* WHAT TO PRODUCE: Go through the data below and copy each line where the word "Number" occurs.

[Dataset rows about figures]
=== Begin Enclosure ===
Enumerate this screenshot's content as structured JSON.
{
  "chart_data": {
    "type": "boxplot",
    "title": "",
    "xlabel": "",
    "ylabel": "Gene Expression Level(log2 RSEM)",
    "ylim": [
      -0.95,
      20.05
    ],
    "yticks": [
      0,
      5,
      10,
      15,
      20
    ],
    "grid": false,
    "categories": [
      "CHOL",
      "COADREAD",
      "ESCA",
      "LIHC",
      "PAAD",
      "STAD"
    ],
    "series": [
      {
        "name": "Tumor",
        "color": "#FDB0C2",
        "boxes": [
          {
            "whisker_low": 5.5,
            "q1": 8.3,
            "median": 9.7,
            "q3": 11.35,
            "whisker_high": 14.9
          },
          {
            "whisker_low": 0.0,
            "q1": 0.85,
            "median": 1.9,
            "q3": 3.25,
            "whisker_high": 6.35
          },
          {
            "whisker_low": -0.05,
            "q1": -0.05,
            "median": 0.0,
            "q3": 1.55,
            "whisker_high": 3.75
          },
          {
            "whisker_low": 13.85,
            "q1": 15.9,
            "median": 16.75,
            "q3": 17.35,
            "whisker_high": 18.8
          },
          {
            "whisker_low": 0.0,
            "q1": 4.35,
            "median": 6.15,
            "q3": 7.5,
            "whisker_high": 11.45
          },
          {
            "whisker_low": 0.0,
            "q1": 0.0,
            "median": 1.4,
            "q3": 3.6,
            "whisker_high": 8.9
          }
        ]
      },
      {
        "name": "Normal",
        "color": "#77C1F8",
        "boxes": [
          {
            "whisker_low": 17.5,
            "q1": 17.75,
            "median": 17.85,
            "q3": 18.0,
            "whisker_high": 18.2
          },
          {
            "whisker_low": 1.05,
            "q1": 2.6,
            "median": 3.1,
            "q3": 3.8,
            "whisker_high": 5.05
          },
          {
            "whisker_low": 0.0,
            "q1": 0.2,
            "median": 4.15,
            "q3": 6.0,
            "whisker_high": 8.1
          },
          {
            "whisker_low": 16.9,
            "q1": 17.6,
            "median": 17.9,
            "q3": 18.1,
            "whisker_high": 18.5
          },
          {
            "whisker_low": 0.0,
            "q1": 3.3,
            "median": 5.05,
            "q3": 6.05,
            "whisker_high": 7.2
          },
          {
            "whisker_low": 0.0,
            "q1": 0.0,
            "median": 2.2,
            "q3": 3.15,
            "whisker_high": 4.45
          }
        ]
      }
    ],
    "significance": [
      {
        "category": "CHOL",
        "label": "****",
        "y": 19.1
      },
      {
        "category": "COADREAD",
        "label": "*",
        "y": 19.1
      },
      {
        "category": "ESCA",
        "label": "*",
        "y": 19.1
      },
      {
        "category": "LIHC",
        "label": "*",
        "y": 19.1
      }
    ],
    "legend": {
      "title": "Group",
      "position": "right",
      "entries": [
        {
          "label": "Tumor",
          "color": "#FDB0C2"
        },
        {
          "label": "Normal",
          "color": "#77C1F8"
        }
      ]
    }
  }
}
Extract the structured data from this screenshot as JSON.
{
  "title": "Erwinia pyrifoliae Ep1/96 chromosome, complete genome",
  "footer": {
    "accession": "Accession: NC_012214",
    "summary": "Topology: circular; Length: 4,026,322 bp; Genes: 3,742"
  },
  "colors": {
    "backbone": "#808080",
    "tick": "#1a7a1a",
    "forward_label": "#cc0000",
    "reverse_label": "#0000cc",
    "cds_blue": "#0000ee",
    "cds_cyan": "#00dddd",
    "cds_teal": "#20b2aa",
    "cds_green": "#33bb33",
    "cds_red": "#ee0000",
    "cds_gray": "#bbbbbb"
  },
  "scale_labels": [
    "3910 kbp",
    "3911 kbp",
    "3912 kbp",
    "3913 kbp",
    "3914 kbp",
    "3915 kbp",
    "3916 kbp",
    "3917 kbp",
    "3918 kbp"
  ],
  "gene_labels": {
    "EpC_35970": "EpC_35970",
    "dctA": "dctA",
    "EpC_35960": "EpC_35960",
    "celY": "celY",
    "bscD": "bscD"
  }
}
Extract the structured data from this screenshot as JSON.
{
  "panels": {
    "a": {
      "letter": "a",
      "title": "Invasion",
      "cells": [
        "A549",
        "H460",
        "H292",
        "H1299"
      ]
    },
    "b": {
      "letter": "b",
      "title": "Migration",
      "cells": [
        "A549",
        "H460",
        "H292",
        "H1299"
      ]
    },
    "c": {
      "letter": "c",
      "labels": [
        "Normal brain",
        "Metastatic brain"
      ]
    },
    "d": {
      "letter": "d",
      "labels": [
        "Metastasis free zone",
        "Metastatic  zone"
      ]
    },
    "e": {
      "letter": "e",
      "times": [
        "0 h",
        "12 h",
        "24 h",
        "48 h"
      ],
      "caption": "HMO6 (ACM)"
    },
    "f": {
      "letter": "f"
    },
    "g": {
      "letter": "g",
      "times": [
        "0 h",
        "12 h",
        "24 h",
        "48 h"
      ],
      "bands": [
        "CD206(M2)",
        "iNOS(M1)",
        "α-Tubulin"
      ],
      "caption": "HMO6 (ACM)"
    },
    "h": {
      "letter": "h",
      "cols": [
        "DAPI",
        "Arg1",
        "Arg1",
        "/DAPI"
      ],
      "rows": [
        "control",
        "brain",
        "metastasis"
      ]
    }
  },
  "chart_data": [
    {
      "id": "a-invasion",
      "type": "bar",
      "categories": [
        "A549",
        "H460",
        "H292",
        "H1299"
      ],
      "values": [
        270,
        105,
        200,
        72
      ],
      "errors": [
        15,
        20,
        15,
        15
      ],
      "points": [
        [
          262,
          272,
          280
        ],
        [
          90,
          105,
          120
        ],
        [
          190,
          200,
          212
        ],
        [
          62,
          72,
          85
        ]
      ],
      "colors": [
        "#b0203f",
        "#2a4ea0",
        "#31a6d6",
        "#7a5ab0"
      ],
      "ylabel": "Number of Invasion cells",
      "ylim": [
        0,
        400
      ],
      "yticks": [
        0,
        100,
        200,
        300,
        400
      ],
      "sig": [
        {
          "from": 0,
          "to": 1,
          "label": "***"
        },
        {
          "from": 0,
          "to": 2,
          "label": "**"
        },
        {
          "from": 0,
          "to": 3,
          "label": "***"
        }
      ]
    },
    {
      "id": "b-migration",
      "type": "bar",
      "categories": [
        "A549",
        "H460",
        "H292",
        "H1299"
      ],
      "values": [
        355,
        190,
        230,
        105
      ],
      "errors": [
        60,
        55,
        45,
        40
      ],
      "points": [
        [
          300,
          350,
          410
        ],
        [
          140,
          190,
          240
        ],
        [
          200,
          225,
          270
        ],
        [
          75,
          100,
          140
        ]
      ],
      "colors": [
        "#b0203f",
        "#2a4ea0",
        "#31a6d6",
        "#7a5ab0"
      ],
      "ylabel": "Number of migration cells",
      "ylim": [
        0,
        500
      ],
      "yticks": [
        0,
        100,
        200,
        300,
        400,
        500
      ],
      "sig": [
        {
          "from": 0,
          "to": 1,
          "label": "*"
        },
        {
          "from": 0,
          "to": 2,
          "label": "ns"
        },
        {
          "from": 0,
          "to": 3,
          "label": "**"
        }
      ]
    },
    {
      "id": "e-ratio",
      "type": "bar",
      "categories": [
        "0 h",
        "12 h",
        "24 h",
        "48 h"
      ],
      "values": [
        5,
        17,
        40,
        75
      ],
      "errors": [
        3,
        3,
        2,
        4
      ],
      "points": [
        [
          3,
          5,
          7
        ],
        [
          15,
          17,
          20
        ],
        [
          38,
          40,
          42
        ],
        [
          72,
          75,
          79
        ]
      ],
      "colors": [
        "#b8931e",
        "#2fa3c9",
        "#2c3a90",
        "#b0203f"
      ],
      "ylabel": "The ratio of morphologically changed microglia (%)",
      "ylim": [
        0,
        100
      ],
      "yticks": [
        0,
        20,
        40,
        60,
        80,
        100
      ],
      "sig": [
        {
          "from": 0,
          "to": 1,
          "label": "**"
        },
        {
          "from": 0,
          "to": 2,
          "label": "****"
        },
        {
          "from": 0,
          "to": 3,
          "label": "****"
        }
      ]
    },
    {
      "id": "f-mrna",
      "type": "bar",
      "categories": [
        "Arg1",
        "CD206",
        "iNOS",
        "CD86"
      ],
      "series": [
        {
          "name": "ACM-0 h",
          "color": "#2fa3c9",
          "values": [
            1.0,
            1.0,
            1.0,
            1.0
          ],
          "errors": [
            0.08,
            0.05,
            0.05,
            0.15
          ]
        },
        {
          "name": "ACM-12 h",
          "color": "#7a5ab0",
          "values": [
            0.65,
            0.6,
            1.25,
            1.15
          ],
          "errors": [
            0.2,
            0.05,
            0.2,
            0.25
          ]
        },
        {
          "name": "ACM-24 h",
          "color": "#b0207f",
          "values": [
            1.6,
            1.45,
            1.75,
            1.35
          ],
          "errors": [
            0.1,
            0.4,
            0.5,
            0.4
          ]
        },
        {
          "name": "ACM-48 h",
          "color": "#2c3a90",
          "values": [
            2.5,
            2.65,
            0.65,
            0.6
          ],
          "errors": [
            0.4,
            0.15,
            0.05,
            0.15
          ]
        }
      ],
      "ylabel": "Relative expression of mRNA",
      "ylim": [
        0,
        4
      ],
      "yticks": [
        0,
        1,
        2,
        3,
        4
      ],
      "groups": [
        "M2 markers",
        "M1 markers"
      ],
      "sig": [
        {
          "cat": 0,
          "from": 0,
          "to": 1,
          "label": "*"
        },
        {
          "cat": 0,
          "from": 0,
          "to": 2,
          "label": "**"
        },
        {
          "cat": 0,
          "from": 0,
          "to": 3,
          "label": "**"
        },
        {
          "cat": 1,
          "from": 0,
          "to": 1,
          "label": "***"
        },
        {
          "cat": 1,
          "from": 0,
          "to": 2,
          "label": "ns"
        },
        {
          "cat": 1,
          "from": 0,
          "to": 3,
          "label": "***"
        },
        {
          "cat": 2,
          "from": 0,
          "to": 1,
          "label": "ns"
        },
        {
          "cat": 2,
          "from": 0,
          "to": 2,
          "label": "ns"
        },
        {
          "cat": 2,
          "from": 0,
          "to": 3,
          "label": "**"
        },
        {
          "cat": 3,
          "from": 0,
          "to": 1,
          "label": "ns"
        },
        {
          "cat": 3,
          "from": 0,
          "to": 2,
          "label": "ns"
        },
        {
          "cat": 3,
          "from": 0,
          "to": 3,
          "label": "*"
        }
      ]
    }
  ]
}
=== End Enclosure ===
* RESPONSE TO THE TASK:
      "ylabel": "Number of Invasion cells",
      "ylabel": "Number of migration cells",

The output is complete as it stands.